## What you are asked to do
A line counts if it contains the string "Seafood"; say how many such lines there are, giving only the number.

## Data records
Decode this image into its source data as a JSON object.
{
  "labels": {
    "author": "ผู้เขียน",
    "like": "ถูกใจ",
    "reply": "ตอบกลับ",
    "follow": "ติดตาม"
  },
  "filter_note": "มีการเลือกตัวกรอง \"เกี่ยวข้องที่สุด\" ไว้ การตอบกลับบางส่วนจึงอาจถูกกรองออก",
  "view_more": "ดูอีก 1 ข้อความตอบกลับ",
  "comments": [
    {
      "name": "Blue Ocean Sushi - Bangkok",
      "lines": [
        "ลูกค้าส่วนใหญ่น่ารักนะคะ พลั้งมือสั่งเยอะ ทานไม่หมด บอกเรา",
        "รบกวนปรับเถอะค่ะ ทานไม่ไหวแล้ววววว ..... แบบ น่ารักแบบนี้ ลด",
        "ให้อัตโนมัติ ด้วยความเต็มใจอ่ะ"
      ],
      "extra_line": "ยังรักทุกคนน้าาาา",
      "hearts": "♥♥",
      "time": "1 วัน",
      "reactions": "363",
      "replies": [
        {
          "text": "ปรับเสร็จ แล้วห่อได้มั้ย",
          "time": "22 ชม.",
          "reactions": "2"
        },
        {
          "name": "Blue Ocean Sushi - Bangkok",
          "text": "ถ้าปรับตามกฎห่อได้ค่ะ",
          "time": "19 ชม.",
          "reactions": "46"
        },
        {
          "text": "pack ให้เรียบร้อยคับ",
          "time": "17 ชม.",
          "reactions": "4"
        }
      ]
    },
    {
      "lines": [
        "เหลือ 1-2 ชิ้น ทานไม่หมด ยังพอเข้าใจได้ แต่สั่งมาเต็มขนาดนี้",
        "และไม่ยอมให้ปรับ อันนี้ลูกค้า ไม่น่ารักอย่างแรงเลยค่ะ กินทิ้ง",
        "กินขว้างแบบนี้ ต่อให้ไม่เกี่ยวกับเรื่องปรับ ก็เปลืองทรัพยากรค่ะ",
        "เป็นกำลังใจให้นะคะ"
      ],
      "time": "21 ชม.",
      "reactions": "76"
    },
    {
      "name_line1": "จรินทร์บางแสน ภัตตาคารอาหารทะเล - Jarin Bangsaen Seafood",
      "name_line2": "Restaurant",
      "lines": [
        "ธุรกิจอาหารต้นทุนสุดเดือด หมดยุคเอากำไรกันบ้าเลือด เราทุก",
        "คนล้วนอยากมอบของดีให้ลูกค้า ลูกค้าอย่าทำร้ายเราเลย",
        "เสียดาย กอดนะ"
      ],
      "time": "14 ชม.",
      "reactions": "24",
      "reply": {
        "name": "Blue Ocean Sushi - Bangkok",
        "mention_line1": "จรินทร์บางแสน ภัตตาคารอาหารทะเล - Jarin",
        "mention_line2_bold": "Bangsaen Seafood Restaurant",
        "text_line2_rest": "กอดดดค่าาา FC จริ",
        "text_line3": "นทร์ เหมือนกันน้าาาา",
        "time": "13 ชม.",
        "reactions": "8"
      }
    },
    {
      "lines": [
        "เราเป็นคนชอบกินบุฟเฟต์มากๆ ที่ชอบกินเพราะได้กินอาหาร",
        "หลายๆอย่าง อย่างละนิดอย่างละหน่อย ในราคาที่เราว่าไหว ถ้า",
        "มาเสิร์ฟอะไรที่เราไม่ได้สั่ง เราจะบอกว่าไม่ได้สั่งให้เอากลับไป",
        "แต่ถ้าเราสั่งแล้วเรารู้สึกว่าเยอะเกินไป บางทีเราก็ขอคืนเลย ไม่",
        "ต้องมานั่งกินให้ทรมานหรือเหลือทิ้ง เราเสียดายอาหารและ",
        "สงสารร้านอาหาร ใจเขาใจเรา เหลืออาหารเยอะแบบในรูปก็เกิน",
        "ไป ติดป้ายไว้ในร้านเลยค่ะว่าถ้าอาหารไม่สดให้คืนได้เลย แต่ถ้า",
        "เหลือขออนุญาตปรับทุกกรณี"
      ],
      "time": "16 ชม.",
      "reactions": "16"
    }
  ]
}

## Answer to this task
2